**** Given records
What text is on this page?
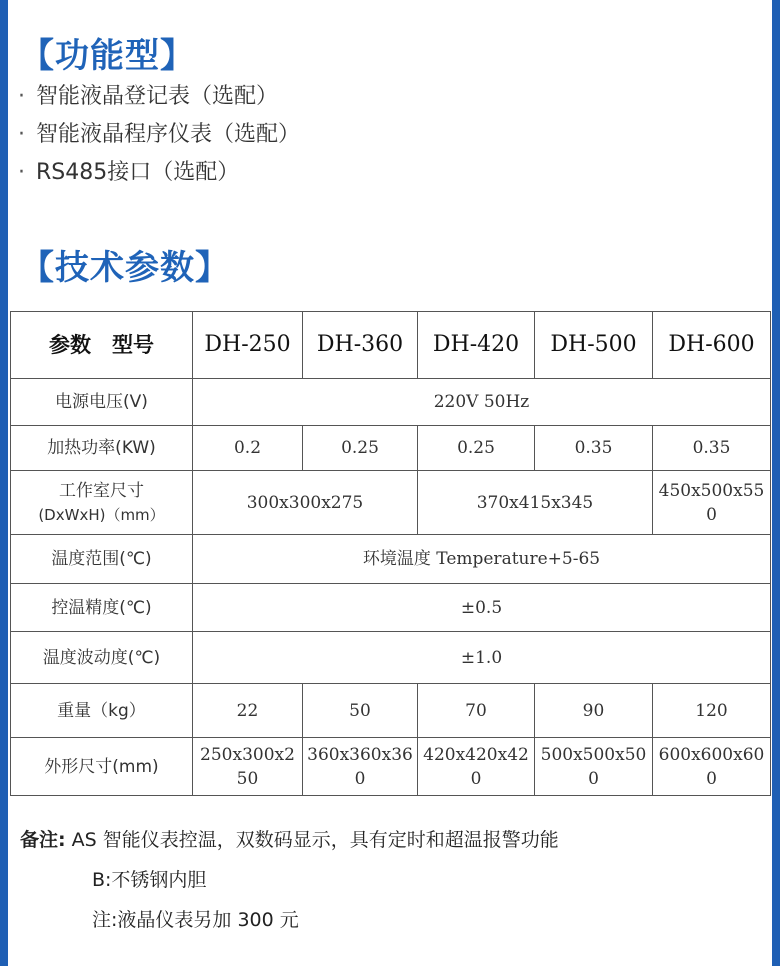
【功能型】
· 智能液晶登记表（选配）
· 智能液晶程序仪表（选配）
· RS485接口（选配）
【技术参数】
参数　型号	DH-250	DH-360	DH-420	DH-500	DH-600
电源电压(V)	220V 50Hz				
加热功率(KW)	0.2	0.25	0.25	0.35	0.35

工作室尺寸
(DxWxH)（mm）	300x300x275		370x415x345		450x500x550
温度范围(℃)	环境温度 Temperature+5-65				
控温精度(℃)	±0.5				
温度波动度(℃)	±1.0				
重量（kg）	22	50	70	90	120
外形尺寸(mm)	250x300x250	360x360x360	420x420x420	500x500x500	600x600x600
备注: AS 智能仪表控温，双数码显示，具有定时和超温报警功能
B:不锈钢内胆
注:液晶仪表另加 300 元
********
§ **What you should do**
Every record above must be given again exactly; drop the pictures.

§ **Expected answer**
What text is on this page?
【功能型】
· 智能液晶登记表（选配）
· 智能液晶程序仪表（选配）
· RS485接口（选配）
【技术参数】
参数　型号	DH-250	DH-360	DH-420	DH-500	DH-600
电源电压(V)	220V 50Hz				
加热功率(KW)	0.2	0.25	0.25	0.35	0.35

工作室尺寸
(DxWxH)（mm）	300x300x275		370x415x345		450x500x550
温度范围(℃)	环境温度 Temperature+5-65				
控温精度(℃)	±0.5				
温度波动度(℃)	±1.0				
重量（kg）	22	50	70	90	120
外形尺寸(mm)	250x300x250	360x360x360	420x420x420	500x500x500	600x600x600
备注: AS 智能仪表控温，双数码显示，具有定时和超温报警功能
B:不锈钢内胆
注:液晶仪表另加 300 元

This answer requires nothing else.